* _Data_
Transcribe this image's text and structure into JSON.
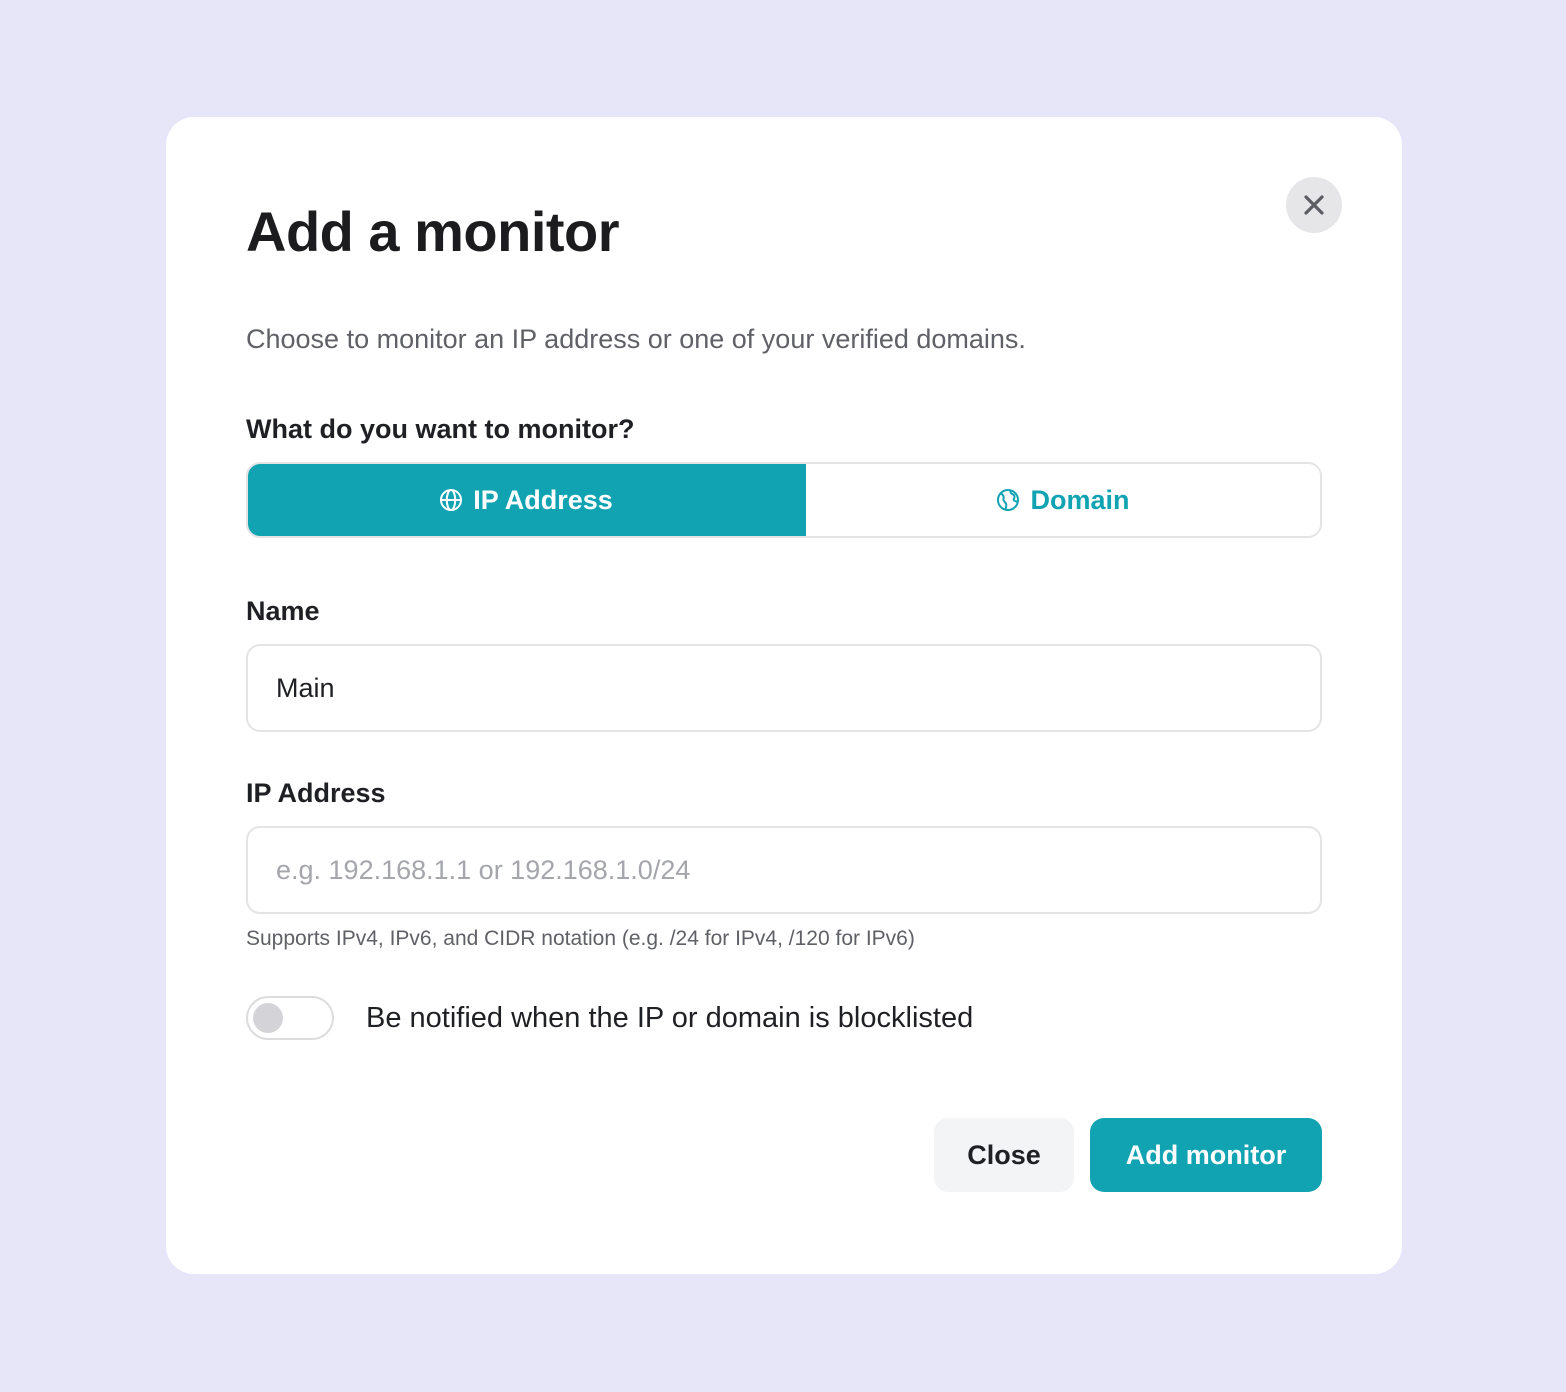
{
  "modal": {
    "title": "Add a monitor",
    "subtitle": "Choose to monitor an IP address or one of your verified domains.",
    "close_icon": "close-icon"
  },
  "monitor_type": {
    "label": "What do you want to monitor?",
    "options": [
      {
        "label": "IP Address",
        "icon": "globe-icon",
        "selected": true
      },
      {
        "label": "Domain",
        "icon": "earth-icon",
        "selected": false
      }
    ]
  },
  "name_field": {
    "label": "Name",
    "value": "Main"
  },
  "ip_field": {
    "label": "IP Address",
    "value": "",
    "placeholder": "e.g. 192.168.1.1 or 192.168.1.0/24",
    "help": "Supports IPv4, IPv6, and CIDR notation (e.g. /24 for IPv4, /120 for IPv6)"
  },
  "notify_toggle": {
    "label": "Be notified when the IP or domain is blocklisted",
    "on": false
  },
  "actions": {
    "close_label": "Close",
    "submit_label": "Add monitor"
  },
  "colors": {
    "accent": "#12a3b2",
    "background": "#e7e6f9"
  }
}
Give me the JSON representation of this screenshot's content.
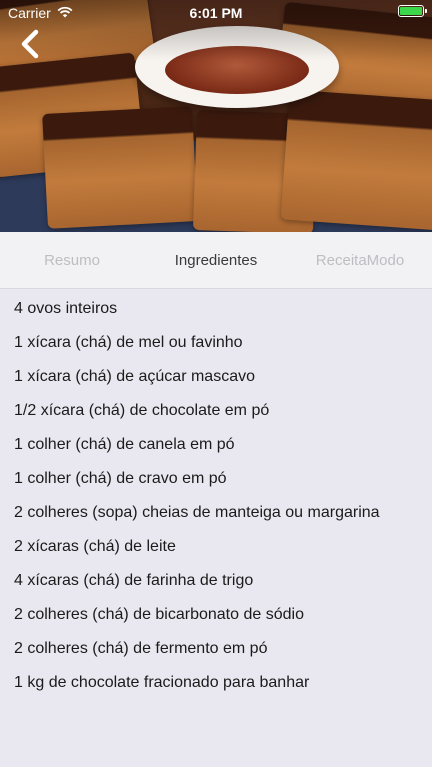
{
  "status_bar": {
    "carrier": "Carrier",
    "time": "6:01 PM",
    "battery_color": "#3cd64a"
  },
  "nav": {
    "back_icon": "chevron-left-icon"
  },
  "tabs": [
    {
      "label": "Resumo",
      "active": false
    },
    {
      "label": "Ingredientes",
      "active": true
    },
    {
      "label": "ReceitaModo",
      "active": false
    }
  ],
  "ingredients": [
    "4 ovos inteiros",
    "1 xícara (chá) de mel ou favinho",
    "1 xícara (chá) de açúcar mascavo",
    "1/2 xícara (chá) de chocolate em pó",
    "1 colher (chá) de canela em pó",
    "1 colher (chá) de cravo em pó",
    "2 colheres (sopa) cheias de manteiga ou margarina",
    "2 xícaras (chá) de leite",
    "4 xícaras (chá) de farinha de trigo",
    "2 colheres (chá) de bicarbonato de sódio",
    "2 colheres (chá) de fermento em pó",
    "1 kg de chocolate fracionado para banhar"
  ]
}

* _Problem to solve_
Check each line of the records for the string "this" and state how many lines contain it. Give only the number.

* _Finished answer_
2